Stated task:
Find and copy lines holding "name".

---------- Material for this task

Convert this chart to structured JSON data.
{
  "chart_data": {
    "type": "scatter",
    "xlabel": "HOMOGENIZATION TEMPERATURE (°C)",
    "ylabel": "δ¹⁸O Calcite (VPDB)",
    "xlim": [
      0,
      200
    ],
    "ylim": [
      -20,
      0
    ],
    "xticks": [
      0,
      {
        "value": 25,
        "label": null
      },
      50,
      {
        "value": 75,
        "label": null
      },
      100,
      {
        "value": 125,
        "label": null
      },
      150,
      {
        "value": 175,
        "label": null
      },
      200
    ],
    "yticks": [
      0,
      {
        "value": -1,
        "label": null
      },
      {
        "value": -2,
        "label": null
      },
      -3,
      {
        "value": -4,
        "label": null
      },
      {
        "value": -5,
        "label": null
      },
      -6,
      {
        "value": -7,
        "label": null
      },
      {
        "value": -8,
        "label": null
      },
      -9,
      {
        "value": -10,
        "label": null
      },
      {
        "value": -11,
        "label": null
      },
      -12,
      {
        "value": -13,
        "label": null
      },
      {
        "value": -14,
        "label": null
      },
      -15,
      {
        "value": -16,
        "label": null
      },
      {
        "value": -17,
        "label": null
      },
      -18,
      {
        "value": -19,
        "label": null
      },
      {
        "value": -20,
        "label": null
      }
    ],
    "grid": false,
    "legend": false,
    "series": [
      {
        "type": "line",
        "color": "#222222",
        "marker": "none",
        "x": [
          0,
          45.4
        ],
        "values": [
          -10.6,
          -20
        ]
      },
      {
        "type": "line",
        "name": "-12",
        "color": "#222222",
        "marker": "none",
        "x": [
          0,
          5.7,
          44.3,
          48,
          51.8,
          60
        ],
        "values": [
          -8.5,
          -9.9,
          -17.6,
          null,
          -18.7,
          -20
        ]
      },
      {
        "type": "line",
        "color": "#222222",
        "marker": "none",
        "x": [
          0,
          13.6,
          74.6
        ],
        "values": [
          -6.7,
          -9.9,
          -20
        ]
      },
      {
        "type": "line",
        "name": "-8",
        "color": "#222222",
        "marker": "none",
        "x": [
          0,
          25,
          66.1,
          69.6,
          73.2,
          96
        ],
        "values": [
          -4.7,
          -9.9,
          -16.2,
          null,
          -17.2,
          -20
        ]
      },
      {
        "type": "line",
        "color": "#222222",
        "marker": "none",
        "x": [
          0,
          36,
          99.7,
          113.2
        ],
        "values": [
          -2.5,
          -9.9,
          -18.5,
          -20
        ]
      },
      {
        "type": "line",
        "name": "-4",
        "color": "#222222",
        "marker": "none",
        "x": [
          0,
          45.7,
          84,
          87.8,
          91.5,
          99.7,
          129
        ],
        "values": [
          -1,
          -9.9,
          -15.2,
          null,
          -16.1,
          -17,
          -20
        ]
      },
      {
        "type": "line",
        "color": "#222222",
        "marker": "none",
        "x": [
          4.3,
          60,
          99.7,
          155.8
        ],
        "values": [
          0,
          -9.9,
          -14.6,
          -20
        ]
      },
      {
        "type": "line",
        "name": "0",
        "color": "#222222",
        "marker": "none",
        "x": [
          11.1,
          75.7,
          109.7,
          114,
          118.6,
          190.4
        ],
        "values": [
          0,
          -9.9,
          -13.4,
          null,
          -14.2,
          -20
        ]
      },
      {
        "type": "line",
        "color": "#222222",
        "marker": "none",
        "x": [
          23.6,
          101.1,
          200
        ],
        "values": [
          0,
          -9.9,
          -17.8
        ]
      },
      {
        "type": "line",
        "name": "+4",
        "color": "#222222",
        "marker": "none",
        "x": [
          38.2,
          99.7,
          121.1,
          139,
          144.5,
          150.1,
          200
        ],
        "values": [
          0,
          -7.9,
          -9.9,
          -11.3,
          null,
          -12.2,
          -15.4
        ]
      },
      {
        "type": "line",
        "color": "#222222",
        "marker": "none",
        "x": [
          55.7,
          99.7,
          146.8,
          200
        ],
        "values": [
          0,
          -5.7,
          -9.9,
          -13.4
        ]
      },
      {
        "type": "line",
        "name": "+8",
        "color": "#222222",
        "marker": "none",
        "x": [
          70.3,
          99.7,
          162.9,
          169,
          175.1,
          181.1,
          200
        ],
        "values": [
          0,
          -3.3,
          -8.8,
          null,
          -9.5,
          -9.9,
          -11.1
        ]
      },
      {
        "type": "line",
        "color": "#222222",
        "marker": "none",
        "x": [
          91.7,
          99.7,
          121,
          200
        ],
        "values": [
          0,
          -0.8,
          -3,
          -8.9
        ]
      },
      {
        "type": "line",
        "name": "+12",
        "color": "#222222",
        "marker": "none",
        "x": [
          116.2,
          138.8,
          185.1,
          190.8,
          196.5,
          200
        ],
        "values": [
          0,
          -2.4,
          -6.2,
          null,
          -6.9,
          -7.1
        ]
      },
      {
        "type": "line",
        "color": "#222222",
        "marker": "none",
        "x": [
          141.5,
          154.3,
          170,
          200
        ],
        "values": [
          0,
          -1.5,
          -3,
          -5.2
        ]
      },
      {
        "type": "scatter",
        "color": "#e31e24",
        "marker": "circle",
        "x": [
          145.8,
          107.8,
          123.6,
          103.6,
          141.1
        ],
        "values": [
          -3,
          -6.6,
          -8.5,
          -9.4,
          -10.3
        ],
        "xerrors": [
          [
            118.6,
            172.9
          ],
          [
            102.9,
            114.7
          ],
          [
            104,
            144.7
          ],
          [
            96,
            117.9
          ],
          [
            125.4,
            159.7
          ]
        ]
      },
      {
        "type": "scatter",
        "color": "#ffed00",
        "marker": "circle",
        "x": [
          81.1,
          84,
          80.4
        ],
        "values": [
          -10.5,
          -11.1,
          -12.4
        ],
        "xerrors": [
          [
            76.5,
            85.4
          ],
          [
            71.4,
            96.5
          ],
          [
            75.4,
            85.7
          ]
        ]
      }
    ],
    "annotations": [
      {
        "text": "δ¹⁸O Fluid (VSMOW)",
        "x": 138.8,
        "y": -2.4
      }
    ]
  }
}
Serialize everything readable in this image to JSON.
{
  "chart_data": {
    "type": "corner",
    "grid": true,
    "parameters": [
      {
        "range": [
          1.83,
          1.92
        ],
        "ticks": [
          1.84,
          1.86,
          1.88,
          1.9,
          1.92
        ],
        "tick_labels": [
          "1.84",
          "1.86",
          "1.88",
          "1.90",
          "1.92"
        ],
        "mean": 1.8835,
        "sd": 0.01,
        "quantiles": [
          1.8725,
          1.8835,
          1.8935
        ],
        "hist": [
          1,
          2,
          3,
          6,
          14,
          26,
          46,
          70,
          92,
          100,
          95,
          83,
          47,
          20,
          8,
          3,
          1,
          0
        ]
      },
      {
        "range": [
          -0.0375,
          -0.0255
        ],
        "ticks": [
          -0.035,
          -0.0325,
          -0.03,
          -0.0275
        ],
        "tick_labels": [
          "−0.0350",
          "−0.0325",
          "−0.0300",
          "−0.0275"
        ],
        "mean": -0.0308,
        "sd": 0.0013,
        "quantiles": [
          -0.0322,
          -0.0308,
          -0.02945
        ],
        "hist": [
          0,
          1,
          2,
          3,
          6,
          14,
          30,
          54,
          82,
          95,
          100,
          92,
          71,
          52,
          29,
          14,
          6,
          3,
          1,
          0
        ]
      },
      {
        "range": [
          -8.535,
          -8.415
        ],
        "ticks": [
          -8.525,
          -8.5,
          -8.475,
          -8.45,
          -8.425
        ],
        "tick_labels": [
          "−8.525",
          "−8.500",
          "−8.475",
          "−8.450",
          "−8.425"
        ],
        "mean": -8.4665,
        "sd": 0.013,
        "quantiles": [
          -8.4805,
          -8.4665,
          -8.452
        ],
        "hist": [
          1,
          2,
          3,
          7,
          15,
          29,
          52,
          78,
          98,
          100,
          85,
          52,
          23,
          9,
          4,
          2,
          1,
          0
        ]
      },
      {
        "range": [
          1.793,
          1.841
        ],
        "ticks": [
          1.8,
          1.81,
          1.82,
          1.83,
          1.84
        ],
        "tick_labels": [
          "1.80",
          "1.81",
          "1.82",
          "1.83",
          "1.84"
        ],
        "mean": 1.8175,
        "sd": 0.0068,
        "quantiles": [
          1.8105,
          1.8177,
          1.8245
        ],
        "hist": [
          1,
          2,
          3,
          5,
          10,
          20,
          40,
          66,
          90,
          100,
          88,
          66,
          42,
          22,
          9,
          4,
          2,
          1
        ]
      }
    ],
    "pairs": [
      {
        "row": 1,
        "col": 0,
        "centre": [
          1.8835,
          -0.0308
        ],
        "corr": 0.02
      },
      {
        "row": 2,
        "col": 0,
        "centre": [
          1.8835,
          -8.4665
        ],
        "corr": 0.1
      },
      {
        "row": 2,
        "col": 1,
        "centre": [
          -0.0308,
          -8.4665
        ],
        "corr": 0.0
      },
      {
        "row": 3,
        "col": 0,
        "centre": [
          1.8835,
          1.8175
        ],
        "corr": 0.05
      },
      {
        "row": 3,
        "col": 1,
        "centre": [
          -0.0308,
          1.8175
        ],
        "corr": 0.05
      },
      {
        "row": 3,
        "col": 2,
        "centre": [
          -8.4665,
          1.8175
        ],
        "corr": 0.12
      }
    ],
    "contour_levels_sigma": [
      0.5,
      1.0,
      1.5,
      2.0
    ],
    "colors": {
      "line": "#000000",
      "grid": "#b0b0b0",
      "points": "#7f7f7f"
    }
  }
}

--------------------

Solution to this task:
        "name": "-12",
        "name": "-8",
        "name": "-4",
        "name": "0",
        "name": "+4",
        "name": "+8",
        "name": "+12",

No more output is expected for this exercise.